─── Rows ───

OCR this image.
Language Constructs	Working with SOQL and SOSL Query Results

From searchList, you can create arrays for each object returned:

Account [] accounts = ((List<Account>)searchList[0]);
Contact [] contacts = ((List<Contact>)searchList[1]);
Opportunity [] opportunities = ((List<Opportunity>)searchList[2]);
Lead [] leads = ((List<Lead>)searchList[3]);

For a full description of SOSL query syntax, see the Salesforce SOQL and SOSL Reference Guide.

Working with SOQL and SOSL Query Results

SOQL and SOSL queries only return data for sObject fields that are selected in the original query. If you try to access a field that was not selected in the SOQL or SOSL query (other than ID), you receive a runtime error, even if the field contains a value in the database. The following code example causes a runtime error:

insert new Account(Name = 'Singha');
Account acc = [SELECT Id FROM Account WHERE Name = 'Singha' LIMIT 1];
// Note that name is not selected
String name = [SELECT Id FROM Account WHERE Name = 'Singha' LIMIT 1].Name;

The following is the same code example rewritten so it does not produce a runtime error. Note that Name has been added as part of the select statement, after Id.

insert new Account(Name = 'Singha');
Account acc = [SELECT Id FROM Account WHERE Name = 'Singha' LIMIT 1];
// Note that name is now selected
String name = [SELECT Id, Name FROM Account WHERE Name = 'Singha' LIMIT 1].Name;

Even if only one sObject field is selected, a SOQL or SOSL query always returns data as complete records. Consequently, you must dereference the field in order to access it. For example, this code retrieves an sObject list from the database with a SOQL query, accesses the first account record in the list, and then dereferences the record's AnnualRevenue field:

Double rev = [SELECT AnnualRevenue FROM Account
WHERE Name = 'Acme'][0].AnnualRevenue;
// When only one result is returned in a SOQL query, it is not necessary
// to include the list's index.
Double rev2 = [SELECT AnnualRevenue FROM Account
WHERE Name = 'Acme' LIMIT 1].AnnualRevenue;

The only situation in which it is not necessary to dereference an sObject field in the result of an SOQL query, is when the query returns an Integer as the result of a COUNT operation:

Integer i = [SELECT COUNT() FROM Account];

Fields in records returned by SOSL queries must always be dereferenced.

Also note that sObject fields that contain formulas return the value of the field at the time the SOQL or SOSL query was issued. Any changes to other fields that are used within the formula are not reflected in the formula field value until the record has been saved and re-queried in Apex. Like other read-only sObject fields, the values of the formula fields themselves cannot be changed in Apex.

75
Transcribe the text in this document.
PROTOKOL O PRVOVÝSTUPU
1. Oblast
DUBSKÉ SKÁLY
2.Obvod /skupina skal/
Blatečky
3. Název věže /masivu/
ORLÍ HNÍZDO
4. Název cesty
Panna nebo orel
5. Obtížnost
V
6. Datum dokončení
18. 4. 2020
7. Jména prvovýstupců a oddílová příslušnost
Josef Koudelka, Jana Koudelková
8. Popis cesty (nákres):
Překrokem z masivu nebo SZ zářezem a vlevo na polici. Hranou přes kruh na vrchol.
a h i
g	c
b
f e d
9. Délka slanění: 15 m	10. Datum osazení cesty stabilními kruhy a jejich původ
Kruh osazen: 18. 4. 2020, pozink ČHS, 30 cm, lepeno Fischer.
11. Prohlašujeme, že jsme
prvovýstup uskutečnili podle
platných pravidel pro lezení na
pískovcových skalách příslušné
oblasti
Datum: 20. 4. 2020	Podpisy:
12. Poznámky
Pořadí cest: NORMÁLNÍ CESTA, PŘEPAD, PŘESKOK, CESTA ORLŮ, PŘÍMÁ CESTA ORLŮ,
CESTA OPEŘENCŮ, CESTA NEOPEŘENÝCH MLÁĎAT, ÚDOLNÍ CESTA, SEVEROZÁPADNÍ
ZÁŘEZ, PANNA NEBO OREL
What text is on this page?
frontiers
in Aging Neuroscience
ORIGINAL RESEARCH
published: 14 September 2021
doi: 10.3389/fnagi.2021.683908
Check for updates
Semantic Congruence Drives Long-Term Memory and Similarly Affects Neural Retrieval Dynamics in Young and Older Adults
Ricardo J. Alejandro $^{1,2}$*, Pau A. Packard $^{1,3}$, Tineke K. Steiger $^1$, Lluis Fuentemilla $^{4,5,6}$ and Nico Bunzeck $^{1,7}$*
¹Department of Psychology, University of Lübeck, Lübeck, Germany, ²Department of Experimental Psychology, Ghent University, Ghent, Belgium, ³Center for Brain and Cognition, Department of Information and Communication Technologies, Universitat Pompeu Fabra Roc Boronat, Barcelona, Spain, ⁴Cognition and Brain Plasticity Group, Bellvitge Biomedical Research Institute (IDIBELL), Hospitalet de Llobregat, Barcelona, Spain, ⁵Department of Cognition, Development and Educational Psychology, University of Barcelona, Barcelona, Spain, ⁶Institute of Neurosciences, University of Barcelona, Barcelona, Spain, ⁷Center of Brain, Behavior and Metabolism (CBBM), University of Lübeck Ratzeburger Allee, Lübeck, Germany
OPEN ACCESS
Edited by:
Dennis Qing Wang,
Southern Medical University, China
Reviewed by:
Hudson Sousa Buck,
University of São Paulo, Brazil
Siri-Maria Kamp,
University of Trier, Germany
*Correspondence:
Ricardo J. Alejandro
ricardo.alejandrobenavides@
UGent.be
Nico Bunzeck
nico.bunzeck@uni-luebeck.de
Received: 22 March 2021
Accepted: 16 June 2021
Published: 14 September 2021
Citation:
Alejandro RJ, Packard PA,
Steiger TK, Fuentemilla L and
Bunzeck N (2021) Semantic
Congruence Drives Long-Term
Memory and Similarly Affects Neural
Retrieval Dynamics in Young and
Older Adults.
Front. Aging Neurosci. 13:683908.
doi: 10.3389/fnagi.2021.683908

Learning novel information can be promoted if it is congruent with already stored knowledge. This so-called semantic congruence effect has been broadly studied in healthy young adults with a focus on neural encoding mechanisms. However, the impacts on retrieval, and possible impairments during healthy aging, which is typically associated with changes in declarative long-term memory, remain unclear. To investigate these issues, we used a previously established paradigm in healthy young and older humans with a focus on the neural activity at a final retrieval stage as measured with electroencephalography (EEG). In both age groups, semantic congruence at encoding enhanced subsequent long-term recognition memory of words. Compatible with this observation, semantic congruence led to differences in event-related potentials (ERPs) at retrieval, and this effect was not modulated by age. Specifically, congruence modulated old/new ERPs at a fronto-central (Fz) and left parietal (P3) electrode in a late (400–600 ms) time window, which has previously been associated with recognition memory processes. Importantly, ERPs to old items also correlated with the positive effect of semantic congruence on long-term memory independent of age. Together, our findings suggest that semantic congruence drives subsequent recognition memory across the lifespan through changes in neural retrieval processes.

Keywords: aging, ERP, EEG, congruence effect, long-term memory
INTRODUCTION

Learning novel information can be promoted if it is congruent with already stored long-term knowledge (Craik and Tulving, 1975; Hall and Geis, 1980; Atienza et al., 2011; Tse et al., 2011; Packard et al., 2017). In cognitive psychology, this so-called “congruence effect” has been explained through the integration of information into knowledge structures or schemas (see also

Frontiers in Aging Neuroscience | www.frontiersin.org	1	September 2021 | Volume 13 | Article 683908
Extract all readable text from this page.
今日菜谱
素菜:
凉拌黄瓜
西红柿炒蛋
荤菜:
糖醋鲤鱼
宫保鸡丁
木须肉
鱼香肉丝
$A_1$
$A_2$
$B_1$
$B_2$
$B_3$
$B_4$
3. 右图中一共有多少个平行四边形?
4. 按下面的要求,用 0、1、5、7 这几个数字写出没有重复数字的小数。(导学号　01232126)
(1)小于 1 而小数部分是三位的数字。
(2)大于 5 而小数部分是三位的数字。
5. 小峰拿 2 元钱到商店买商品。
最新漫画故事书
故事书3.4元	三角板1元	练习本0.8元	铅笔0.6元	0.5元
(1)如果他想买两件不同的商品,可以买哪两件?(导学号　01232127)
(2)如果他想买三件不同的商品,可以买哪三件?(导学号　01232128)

───

Filter the data for the string "code" and copy every line that has it.

Task output:
SOQL and SOSL queries only return data for sObject fields that are selected in the original query. If you try to access a field that was not selected in the SOQL or SOSL query (other than ID), you receive a runtime error, even if the field contains a value in the database. The following code example causes a runtime error:
The following is the same code example rewritten so it does not produce a runtime error. Note that Name has been added as part of the select statement, after Id.
Even if only one sObject field is selected, a SOQL or SOSL query always returns data as complete records. Consequently, you must dereference the field in order to access it. For example, this code retrieves an sObject list from the database with a SOQL query, accesses the first account record in the list, and then dereferences the record's AnnualRevenue field:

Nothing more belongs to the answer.